══ Input rows
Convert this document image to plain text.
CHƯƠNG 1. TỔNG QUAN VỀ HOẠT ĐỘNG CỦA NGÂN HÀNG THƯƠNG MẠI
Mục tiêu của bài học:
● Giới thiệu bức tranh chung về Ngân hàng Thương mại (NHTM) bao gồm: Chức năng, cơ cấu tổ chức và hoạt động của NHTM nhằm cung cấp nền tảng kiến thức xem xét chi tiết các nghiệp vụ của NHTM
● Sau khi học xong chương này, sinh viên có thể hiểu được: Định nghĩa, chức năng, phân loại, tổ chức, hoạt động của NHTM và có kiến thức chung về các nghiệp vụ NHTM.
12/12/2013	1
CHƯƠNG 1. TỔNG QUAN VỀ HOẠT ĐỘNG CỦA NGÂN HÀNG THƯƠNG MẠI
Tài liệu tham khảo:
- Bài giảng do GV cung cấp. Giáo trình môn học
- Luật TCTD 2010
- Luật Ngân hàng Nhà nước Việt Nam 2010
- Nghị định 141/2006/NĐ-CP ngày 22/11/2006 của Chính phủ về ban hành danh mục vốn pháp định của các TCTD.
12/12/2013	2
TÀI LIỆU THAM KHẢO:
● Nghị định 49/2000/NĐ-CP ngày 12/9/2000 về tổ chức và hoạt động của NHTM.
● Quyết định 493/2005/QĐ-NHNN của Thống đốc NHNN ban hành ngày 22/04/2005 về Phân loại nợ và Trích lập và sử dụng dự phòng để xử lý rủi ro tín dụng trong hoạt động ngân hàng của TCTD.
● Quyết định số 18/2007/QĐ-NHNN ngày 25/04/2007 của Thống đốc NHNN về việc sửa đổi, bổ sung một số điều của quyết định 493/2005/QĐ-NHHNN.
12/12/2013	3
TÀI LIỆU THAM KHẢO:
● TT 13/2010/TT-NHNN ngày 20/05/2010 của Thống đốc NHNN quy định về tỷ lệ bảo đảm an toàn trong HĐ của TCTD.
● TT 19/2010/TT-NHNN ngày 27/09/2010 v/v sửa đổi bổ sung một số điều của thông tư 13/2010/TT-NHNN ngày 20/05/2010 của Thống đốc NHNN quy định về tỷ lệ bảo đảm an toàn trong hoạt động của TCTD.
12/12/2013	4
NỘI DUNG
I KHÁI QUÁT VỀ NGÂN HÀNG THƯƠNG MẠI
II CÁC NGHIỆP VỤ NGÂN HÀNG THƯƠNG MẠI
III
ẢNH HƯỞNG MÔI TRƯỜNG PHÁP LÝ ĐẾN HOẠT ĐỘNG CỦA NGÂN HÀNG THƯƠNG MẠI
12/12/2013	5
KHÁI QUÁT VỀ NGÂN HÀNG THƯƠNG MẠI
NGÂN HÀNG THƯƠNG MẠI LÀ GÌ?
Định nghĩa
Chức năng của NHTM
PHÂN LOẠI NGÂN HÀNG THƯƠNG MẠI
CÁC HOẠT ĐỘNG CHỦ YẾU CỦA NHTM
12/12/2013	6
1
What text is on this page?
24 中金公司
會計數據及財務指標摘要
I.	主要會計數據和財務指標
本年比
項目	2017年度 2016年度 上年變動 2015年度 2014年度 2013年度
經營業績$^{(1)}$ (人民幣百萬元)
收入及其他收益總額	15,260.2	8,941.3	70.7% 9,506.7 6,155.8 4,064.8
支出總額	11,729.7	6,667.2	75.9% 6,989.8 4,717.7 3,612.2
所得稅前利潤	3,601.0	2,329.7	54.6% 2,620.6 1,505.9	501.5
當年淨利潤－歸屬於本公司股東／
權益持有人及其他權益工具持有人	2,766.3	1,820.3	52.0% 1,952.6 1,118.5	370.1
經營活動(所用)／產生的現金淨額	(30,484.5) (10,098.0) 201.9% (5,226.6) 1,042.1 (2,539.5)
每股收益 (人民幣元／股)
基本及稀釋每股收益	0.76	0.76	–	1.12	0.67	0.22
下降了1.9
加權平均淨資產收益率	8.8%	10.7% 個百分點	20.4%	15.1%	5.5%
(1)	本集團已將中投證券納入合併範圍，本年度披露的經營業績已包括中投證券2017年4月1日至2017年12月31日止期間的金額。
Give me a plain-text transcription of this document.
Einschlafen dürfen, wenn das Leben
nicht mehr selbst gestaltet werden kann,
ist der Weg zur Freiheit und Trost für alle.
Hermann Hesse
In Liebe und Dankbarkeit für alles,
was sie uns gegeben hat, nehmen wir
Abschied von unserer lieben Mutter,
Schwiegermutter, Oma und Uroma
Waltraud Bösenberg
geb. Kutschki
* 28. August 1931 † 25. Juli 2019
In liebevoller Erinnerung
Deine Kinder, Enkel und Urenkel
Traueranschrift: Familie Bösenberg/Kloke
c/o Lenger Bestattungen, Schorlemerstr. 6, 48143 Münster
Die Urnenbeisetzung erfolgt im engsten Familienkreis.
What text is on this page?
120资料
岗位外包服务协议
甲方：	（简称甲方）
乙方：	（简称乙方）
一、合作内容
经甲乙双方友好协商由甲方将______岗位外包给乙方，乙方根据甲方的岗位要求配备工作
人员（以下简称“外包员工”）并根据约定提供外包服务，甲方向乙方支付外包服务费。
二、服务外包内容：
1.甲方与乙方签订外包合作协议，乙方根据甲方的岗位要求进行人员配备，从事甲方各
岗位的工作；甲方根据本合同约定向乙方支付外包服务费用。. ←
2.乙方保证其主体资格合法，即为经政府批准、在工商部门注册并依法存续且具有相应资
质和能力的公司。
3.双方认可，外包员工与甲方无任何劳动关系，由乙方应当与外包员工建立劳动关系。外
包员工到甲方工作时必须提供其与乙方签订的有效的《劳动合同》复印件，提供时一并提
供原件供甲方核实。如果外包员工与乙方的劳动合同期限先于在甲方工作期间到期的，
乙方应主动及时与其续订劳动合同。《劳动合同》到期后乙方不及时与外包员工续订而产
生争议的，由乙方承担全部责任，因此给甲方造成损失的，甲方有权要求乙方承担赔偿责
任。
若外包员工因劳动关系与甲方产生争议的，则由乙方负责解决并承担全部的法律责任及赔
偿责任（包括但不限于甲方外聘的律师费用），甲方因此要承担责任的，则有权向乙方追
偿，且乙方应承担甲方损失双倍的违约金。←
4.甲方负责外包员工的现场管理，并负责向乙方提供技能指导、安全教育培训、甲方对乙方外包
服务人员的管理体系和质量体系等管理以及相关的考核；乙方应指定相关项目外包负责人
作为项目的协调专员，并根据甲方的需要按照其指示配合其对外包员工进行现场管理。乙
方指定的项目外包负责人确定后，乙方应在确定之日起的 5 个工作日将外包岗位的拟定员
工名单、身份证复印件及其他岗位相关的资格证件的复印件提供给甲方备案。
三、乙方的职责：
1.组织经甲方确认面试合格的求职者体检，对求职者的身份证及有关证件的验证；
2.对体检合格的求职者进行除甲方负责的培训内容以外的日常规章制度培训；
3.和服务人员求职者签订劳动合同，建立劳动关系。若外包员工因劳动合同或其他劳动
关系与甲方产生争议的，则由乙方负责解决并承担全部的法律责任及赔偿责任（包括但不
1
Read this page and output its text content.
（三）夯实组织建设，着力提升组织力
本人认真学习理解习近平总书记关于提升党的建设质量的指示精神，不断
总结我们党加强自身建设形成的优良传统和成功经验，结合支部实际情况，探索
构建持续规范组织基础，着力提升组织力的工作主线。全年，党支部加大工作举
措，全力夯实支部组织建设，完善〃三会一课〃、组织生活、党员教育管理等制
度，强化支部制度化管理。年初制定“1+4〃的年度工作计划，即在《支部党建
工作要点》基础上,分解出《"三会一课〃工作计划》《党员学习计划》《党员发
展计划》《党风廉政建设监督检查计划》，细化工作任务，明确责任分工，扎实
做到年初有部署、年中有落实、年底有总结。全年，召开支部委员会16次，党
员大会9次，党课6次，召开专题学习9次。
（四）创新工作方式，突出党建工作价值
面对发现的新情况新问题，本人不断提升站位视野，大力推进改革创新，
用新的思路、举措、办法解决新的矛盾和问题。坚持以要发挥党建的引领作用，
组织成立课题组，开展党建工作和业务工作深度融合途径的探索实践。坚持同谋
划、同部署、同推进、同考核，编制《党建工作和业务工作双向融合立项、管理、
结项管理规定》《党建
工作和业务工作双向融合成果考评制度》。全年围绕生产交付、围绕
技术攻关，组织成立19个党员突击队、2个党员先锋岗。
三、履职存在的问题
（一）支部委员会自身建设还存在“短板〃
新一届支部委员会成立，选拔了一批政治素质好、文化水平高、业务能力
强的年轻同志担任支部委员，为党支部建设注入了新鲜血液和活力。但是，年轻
════
What the exercise asks -
Beginning at the line that contains "Read this page and output its text content.", retype each line of the listing up to and including the last one, exactly as it stands, and nothing else.

Task solution -
Read this page and output its text content.
（三）夯实组织建设，着力提升组织力
本人认真学习理解习近平总书记关于提升党的建设质量的指示精神，不断
总结我们党加强自身建设形成的优良传统和成功经验，结合支部实际情况，探索
构建持续规范组织基础，着力提升组织力的工作主线。全年，党支部加大工作举
措，全力夯实支部组织建设，完善〃三会一课〃、组织生活、党员教育管理等制
度，强化支部制度化管理。年初制定“1+4〃的年度工作计划，即在《支部党建
工作要点》基础上,分解出《"三会一课〃工作计划》《党员学习计划》《党员发
展计划》《党风廉政建设监督检查计划》，细化工作任务，明确责任分工，扎实
做到年初有部署、年中有落实、年底有总结。全年，召开支部委员会16次，党
员大会9次，党课6次，召开专题学习9次。
（四）创新工作方式，突出党建工作价值
面对发现的新情况新问题，本人不断提升站位视野，大力推进改革创新，
用新的思路、举措、办法解决新的矛盾和问题。坚持以要发挥党建的引领作用，
组织成立课题组，开展党建工作和业务工作深度融合途径的探索实践。坚持同谋
划、同部署、同推进、同考核，编制《党建工作和业务工作双向融合立项、管理、
结项管理规定》《党建
工作和业务工作双向融合成果考评制度》。全年围绕生产交付、围绕
技术攻关，组织成立19个党员突击队、2个党员先锋岗。
三、履职存在的问题
（一）支部委员会自身建设还存在“短板〃
新一届支部委员会成立，选拔了一批政治素质好、文化水平高、业务能力
强的年轻同志担任支部委员，为党支部建设注入了新鲜血液和活力。但是，年轻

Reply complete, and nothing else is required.